● Requirement:
Repeat the material verbatim. Images are excluded from the copy.

Stored records:

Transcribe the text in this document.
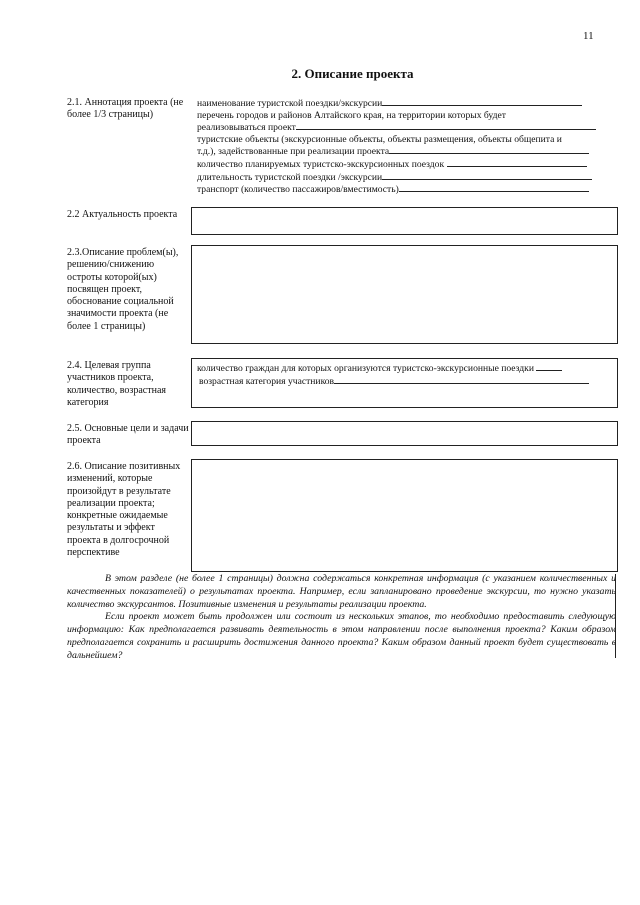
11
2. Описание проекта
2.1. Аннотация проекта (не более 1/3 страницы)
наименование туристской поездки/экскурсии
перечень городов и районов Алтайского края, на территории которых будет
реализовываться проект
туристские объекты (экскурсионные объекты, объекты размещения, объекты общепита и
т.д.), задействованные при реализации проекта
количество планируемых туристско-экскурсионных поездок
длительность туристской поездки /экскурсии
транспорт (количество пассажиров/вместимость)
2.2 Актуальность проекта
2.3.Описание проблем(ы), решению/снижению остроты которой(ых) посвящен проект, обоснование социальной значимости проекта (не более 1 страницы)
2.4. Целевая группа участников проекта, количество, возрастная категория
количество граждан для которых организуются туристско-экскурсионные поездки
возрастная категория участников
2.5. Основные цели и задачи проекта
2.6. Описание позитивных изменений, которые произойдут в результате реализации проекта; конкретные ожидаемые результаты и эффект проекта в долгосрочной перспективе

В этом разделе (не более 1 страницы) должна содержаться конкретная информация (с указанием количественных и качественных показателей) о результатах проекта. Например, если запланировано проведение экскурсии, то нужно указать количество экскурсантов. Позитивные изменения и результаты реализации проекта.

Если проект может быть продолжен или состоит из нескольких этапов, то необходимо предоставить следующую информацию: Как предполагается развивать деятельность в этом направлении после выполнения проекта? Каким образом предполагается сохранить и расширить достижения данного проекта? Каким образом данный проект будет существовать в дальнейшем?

● Exercise response:
Transcribe the text in this document.
11
2. Описание проекта
2.1. Аннотация проекта (не более 1/3 страницы)
наименование туристской поездки/экскурсии
перечень городов и районов Алтайского края, на территории которых будет
реализовываться проект
туристские объекты (экскурсионные объекты, объекты размещения, объекты общепита и
т.д.), задействованные при реализации проекта
количество планируемых туристско-экскурсионных поездок
длительность туристской поездки /экскурсии
транспорт (количество пассажиров/вместимость)
2.2 Актуальность проекта
2.3.Описание проблем(ы), решению/снижению остроты которой(ых) посвящен проект, обоснование социальной значимости проекта (не более 1 страницы)
2.4. Целевая группа участников проекта, количество, возрастная категория
количество граждан для которых организуются туристско-экскурсионные поездки
возрастная категория участников
2.5. Основные цели и задачи проекта
2.6. Описание позитивных изменений, которые произойдут в результате реализации проекта; конкретные ожидаемые результаты и эффект проекта в долгосрочной перспективе

В этом разделе (не более 1 страницы) должна содержаться конкретная информация (с указанием количественных и качественных показателей) о результатах проекта. Например, если запланировано проведение экскурсии, то нужно указать количество экскурсантов. Позитивные изменения и результаты реализации проекта.

Если проект может быть продолжен или состоит из нескольких этапов, то необходимо предоставить следующую информацию: Как предполагается развивать деятельность в этом направлении после выполнения проекта? Каким образом предполагается сохранить и расширить достижения данного проекта? Каким образом данный проект будет существовать в дальнейшем?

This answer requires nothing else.